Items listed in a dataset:
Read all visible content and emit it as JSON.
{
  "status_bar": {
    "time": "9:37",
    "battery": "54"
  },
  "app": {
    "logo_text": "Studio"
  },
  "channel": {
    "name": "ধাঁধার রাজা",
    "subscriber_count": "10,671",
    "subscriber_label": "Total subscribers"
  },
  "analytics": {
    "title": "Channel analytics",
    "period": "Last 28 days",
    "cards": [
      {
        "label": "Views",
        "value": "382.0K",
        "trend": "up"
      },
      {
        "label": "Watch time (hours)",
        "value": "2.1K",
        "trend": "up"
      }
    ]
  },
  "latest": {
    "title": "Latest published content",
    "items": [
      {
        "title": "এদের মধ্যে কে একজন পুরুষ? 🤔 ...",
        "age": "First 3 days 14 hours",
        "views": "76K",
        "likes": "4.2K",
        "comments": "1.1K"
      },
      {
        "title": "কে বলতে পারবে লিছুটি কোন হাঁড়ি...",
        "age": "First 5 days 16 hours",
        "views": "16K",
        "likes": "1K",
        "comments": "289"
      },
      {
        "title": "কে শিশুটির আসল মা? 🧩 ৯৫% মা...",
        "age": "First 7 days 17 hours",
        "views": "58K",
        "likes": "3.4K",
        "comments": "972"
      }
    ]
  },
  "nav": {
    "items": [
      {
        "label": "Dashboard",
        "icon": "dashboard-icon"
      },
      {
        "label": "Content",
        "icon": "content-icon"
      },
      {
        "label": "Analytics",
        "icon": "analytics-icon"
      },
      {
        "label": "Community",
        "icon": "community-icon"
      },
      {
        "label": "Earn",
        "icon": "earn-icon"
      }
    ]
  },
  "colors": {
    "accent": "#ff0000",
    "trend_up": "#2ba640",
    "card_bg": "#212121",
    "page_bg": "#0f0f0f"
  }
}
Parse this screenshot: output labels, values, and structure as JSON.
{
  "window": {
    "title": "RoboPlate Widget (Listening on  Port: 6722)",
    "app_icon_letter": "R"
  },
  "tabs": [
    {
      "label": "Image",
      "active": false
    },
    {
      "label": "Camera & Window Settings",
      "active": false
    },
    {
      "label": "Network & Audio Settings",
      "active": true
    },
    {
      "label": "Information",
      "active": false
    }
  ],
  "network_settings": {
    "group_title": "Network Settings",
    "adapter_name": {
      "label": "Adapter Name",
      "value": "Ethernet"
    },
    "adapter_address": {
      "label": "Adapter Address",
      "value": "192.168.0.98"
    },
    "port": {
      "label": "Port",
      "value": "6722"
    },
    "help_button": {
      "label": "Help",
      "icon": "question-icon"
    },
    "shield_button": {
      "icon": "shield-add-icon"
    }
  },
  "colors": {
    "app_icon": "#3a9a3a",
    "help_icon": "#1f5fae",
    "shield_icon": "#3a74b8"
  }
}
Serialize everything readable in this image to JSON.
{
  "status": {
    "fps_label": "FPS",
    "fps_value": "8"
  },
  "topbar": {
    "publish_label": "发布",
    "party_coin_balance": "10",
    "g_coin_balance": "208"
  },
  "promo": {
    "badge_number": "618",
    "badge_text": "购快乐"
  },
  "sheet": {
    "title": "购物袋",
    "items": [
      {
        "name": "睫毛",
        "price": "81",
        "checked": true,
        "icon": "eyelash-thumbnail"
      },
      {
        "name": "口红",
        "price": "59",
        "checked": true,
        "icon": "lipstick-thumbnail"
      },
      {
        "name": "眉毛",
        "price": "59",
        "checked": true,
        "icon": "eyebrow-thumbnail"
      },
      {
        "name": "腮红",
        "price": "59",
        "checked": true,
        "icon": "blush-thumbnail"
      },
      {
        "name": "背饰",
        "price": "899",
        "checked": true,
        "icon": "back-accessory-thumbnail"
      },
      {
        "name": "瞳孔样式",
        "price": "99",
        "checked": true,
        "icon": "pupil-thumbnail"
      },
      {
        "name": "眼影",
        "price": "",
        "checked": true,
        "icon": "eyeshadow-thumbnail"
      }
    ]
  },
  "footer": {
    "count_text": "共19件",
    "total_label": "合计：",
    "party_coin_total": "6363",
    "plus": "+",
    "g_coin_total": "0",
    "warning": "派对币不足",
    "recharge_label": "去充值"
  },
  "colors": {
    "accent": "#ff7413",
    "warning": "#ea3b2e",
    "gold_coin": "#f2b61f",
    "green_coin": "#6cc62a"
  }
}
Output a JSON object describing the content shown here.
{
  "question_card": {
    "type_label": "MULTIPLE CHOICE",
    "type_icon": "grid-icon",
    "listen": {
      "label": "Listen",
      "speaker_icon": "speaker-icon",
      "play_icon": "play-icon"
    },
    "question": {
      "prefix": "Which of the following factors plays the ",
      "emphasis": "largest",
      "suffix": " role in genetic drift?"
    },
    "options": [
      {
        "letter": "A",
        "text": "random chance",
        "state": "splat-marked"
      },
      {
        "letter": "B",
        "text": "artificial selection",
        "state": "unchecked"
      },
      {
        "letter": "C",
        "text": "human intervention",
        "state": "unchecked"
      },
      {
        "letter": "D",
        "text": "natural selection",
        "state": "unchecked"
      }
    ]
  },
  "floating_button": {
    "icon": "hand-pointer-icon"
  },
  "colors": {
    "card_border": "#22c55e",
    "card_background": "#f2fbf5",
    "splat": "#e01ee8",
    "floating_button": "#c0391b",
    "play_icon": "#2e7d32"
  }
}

_STATED TASK_. Copy out every line of the data that includes "this".

_WRITTEN SOLUTION_.
Parse this screenshot: output labels, values, and structure as JSON.
Serialize everything readable in this image to JSON.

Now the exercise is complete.